### Do this
Convert the lines of the records below into a Markdown table with the columns "Row" and "Line", numbering each row and omitting blank lines.

[Layout annotation records]
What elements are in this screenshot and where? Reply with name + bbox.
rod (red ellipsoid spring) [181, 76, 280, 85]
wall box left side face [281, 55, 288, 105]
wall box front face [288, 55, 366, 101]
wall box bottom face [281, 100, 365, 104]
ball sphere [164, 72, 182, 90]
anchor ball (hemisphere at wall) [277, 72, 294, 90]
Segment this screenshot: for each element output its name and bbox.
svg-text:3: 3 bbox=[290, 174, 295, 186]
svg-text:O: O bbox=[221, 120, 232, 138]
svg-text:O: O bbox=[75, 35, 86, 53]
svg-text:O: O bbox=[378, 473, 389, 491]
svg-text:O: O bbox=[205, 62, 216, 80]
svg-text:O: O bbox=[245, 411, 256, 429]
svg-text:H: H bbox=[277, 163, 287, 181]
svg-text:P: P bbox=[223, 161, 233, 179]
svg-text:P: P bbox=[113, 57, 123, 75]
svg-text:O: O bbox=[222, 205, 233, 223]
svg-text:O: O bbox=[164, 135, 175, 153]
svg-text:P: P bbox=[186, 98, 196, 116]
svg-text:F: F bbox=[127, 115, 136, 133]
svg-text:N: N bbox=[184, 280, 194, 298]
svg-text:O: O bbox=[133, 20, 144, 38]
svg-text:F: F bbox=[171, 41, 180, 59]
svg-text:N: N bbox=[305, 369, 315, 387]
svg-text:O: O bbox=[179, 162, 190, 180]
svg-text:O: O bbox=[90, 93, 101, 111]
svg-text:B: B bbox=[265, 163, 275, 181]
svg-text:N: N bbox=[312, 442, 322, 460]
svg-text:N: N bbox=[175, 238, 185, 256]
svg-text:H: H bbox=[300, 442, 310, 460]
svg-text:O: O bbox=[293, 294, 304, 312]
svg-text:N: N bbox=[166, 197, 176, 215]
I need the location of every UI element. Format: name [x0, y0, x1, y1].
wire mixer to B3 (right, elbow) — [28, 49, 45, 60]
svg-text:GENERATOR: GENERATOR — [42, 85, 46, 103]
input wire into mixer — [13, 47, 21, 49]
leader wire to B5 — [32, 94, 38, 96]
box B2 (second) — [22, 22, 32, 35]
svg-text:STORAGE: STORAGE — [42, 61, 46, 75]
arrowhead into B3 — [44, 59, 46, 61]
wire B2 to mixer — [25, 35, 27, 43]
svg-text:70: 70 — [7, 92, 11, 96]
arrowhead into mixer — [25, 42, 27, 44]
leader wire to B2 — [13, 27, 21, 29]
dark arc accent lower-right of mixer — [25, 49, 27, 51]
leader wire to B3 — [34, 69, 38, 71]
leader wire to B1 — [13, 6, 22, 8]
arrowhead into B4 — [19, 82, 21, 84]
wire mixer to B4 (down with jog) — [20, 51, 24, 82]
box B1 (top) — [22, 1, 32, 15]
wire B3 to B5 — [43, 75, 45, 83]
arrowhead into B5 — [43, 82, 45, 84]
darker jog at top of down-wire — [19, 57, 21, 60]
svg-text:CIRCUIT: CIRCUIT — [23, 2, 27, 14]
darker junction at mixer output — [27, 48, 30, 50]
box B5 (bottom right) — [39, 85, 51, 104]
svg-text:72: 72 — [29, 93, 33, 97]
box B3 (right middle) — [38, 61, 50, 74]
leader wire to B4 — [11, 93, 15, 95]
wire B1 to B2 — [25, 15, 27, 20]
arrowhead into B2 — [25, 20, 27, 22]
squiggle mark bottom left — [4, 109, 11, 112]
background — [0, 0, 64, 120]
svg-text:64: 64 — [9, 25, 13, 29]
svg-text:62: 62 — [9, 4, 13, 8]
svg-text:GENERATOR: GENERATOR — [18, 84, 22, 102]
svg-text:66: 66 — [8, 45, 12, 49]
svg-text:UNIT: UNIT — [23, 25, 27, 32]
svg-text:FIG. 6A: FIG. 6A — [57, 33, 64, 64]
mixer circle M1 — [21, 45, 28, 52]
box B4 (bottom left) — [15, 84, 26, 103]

### Problem solution
| Row | Line |
|---|---|
| 1 | What elements are in this screenshot and where? Reply with name + bbox. |
| 2 | rod (red ellipsoid spring) [181, 76, 280, 85] |
| 3 | wall box left side face [281, 55, 288, 105] |
| 4 | wall box front face [288, 55, 366, 101] |
| 5 | wall box bottom face [281, 100, 365, 104] |
| 6 | ball sphere [164, 72, 182, 90] |
| 7 | anchor ball (hemisphere at wall) [277, 72, 294, 90] |
| 8 | Segment this screenshot: for each element output its name and bbox. |
| 9 | svg-text:3: 3 bbox=[290, 174, 295, 186] |
| 10 | svg-text:O: O bbox=[221, 120, 232, 138] |
| 11 | svg-text:O: O bbox=[75, 35, 86, 53] |
| 12 | svg-text:O: O bbox=[378, 473, 389, 491] |
| 13 | svg-text:O: O bbox=[205, 62, 216, 80] |
| 14 | svg-text:O: O bbox=[245, 411, 256, 429] |
| 15 | svg-text:H: H bbox=[277, 163, 287, 181] |
| 16 | svg-text:P: P bbox=[223, 161, 233, 179] |
| 17 | svg-text:P: P bbox=[113, 57, 123, 75] |
| 18 | svg-text:O: O bbox=[222, 205, 233, 223] |
| 19 | svg-text:O: O bbox=[164, 135, 175, 153] |
| 20 | svg-text:P: P bbox=[186, 98, 196, 116] |
| 21 | svg-text:F: F bbox=[127, 115, 136, 133] |
| 22 | svg-text:N: N bbox=[184, 280, 194, 298] |
| 23 | svg-text:O: O bbox=[133, 20, 144, 38] |
| 24 | svg-text:F: F bbox=[171, 41, 180, 59] |
| 25 | svg-text:N: N bbox=[305, 369, 315, 387] |
| 26 | svg-text:O: O bbox=[179, 162, 190, 180] |
| 27 | svg-text:O: O bbox=[90, 93, 101, 111] |
| 28 | svg-text:B: B bbox=[265, 163, 275, 181] |
| 29 | svg-text:N: N bbox=[312, 442, 322, 460] |
| 30 | svg-text:N: N bbox=[175, 238, 185, 256] |
| 31 | svg-text:H: H bbox=[300, 442, 310, 460] |
| 32 | svg-text:O: O bbox=[293, 294, 304, 312] |
| 33 | svg-text:N: N bbox=[166, 197, 176, 215] |
| 34 | I need the location of every UI element. Format: name [x0, y0, x1, y1]. |
| 35 | wire mixer to B3 (right, elbow) — [28, 49, 45, 60] |
| 36 | svg-text:GENERATOR: GENERATOR — [42, 85, 46, 103] |
| 37 | input wire into mixer — [13, 47, 21, 49] |
| 38 | leader wire to B5 — [32, 94, 38, 96] |
| 39 | box B2 (second) — [22, 22, 32, 35] |
| 40 | svg-text:STORAGE: STORAGE — [42, 61, 46, 75] |
| 41 | arrowhead into B3 — [44, 59, 46, 61] |
| 42 | wire B2 to mixer — [25, 35, 27, 43] |
| 43 | svg-text:70: 70 — [7, 92, 11, 96] |
| 44 | arrowhead into mixer — [25, 42, 27, 44] |
| 45 | leader wire to B2 — [13, 27, 21, 29] |
| 46 | dark arc accent lower-right of mixer — [25, 49, 27, 51] |
| 47 | leader wire to B3 — [34, 69, 38, 71] |
| 48 | leader wire to B1 — [13, 6, 22, 8] |
| 49 | arrowhead into B4 — [19, 82, 21, 84] |
| 50 | wire mixer to B4 (down with jog) — [20, 51, 24, 82] |
| 51 | box B1 (top) — [22, 1, 32, 15] |
| 52 | wire B3 to B5 — [43, 75, 45, 83] |
| 53 | arrowhead into B5 — [43, 82, 45, 84] |
| 54 | darker jog at top of down-wire — [19, 57, 21, 60] |
| 55 | svg-text:CIRCUIT: CIRCUIT — [23, 2, 27, 14] |
| 56 | darker junction at mixer output — [27, 48, 30, 50] |
| 57 | box B5 (bottom right) — [39, 85, 51, 104] |
| 58 | svg-text:72: 72 — [29, 93, 33, 97] |
| 59 | box B3 (right middle) — [38, 61, 50, 74] |
| 60 | leader wire to B4 — [11, 93, 15, 95] |
| 61 | wire B1 to B2 — [25, 15, 27, 20] |
| 62 | arrowhead into B2 — [25, 20, 27, 22] |
| 63 | squiggle mark bottom left — [4, 109, 11, 112] |
| 64 | background — [0, 0, 64, 120] |
| 65 | svg-text:64: 64 — [9, 25, 13, 29] |
| 66 | svg-text:62: 62 — [9, 4, 13, 8] |
| 67 | svg-text:GENERATOR: GENERATOR — [18, 84, 22, 102] |
| 68 | svg-text:66: 66 — [8, 45, 12, 49] |
| 69 | svg-text:UNIT: UNIT — [23, 25, 27, 32] |
| 70 | svg-text:FIG. 6A: FIG. 6A — [57, 33, 64, 64] |
| 71 | mixer circle M1 — [21, 45, 28, 52] |
| 72 | box B4 (bottom left) — [15, 84, 26, 103] |